▶ _What you are asked to do_: Search the material and gather each line with "Câmara" in it.

═════ Record list

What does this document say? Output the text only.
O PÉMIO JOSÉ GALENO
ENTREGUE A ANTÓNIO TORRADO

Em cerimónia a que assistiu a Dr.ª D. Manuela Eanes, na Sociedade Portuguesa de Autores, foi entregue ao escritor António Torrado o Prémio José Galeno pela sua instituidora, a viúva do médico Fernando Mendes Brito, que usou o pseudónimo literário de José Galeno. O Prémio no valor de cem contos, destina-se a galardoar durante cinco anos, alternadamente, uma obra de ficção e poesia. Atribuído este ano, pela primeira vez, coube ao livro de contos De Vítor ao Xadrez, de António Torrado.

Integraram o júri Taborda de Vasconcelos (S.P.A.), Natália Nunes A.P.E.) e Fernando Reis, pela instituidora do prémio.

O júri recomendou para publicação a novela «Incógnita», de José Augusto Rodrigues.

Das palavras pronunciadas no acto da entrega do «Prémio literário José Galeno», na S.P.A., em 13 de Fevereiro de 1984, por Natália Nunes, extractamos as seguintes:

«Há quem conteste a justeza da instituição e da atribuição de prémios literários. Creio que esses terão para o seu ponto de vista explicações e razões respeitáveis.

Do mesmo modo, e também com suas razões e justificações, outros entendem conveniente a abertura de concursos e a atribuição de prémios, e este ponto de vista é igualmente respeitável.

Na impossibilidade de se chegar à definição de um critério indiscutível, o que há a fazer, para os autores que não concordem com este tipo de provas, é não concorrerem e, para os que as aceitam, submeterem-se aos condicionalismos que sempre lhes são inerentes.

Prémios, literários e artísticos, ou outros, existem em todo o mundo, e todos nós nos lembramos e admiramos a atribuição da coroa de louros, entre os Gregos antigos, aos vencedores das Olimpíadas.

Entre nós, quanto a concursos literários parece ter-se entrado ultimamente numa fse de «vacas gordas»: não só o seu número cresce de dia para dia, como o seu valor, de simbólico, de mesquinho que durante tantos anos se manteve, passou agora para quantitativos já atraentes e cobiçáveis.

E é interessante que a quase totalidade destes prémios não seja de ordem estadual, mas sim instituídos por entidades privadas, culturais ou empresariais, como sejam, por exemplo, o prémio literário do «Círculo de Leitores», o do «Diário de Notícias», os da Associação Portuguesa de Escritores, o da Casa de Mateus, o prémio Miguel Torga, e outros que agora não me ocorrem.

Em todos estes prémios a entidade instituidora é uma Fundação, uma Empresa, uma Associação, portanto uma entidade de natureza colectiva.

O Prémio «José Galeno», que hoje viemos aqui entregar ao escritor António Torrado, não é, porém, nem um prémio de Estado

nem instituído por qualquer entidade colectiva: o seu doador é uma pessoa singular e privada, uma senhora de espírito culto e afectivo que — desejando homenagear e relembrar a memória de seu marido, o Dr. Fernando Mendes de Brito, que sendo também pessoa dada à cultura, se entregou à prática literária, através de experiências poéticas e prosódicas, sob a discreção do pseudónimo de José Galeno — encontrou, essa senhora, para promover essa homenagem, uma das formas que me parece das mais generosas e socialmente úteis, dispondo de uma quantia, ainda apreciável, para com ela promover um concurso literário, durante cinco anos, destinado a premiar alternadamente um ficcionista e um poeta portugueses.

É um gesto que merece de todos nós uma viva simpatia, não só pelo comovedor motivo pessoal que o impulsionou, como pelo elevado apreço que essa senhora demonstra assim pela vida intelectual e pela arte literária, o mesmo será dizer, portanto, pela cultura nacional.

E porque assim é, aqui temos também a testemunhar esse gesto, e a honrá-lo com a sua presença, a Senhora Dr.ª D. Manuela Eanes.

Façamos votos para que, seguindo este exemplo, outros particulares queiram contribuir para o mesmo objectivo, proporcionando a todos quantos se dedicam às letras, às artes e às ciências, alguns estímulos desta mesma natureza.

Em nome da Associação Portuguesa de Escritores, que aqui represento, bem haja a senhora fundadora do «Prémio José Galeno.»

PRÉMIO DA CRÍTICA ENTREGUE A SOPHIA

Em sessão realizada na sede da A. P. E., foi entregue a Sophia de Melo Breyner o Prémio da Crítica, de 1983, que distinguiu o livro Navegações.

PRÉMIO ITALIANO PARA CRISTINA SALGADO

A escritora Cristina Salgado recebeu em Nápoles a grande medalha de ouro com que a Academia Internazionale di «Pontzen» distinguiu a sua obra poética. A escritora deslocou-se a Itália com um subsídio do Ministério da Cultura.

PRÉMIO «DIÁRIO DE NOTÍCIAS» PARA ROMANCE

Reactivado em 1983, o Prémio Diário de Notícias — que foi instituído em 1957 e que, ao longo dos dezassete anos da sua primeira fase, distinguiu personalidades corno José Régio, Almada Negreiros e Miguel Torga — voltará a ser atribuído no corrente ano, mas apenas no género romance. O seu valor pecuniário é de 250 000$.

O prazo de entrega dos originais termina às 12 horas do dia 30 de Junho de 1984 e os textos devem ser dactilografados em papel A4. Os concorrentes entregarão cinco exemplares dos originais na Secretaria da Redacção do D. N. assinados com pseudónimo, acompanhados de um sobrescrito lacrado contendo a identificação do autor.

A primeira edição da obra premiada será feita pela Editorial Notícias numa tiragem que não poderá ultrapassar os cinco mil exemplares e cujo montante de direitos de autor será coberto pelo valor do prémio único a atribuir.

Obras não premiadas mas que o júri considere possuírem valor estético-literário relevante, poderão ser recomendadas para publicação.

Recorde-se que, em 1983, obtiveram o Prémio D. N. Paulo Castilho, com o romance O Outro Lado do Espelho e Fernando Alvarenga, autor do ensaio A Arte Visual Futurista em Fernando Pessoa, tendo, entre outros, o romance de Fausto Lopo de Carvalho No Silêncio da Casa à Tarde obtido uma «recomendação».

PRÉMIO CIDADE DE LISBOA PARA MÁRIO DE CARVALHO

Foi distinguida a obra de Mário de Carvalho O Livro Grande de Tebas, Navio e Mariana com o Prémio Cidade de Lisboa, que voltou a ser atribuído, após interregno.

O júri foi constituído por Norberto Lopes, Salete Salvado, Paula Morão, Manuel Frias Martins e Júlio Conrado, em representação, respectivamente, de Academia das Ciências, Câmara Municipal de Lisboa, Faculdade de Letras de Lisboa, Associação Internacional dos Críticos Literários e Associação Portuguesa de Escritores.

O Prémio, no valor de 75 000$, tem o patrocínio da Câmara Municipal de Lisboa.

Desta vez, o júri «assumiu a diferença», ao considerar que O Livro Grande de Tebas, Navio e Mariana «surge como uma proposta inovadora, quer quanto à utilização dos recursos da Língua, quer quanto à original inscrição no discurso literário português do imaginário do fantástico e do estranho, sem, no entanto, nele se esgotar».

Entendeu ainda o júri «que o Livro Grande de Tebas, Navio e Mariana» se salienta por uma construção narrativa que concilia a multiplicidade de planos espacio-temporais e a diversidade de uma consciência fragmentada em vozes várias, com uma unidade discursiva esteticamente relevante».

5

══════════

▶ _Reply_:
O júri foi constituído por Norberto Lopes, Salete Salvado, Paula Morão, Manuel Frias Martins e Júlio Conrado, em representação, respectivamente, de Academia das Ciências, Câmara Municipal de Lisboa, Faculdade de Letras de Lisboa, Associação Internacional dos Críticos Literários e Associação Portuguesa de Escritores.
O Prémio, no valor de 75 000$, tem o patrocínio da Câmara Municipal de Lisboa.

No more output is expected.